### Work to be completed
Check every line below for the word "name" and show those that hold it.

##### Provided records #####

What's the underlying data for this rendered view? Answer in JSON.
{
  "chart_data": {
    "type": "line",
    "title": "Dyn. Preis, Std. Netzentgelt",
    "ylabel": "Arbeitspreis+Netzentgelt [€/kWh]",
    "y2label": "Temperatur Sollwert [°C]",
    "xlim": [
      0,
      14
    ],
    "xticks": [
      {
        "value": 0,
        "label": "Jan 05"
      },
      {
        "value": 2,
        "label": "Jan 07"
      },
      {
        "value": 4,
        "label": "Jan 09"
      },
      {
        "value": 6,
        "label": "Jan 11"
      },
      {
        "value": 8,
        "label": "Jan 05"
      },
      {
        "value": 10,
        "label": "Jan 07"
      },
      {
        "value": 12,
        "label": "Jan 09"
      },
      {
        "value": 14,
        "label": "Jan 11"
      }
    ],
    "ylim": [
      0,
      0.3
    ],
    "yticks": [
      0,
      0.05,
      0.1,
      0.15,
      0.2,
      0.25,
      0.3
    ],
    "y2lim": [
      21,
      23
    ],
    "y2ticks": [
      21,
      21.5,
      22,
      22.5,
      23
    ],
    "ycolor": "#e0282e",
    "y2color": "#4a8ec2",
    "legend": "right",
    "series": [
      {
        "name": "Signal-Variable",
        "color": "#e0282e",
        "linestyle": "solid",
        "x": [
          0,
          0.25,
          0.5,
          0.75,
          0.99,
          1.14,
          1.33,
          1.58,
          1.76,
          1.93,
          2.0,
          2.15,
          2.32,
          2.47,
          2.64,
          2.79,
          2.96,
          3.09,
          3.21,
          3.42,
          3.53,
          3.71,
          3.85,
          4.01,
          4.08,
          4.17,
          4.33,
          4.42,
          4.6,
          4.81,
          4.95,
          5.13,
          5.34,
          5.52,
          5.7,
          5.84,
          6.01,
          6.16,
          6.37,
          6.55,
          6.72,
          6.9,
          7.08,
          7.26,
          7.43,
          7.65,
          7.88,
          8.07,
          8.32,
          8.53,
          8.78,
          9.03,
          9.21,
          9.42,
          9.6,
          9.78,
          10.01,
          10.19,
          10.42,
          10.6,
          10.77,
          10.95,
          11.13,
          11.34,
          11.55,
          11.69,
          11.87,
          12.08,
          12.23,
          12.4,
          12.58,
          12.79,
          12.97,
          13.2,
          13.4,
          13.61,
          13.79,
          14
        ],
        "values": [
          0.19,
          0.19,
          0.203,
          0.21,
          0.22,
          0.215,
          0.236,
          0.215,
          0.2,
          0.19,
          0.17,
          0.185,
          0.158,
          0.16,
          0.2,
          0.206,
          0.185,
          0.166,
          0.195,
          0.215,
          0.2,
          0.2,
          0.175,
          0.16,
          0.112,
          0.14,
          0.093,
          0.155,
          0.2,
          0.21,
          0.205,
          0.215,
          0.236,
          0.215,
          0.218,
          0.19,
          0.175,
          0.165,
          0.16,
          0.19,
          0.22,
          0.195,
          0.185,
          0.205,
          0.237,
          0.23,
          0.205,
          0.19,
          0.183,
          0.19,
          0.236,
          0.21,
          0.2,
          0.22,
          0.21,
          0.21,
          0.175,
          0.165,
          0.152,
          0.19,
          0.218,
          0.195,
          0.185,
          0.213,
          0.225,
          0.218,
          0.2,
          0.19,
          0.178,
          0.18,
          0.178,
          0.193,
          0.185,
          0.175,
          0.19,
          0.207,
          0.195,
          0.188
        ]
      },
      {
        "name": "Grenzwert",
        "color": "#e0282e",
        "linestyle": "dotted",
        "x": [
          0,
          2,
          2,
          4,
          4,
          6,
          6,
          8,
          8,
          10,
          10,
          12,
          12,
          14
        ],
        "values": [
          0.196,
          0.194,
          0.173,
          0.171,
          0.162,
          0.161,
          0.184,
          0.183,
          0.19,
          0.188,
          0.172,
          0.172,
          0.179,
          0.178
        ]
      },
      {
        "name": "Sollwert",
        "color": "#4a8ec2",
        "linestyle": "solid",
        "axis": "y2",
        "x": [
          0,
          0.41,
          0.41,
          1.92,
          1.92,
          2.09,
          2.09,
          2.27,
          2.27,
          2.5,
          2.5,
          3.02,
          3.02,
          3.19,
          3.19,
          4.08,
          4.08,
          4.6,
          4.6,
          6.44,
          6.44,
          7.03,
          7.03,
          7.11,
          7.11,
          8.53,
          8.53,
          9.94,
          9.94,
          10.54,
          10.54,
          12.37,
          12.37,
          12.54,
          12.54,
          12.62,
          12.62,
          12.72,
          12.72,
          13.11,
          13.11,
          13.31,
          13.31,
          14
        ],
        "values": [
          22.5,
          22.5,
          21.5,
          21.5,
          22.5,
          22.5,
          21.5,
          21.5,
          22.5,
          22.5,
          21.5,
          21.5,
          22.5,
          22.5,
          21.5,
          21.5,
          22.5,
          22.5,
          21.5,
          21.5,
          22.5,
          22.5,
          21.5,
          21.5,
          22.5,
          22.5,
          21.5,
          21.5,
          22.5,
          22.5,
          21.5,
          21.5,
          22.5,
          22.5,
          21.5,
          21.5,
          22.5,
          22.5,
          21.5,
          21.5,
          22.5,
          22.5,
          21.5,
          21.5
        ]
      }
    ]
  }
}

#####

### Correct answer
        "name": "Signal-Variable",
        "name": "Grenzwert",
        "name": "Sollwert",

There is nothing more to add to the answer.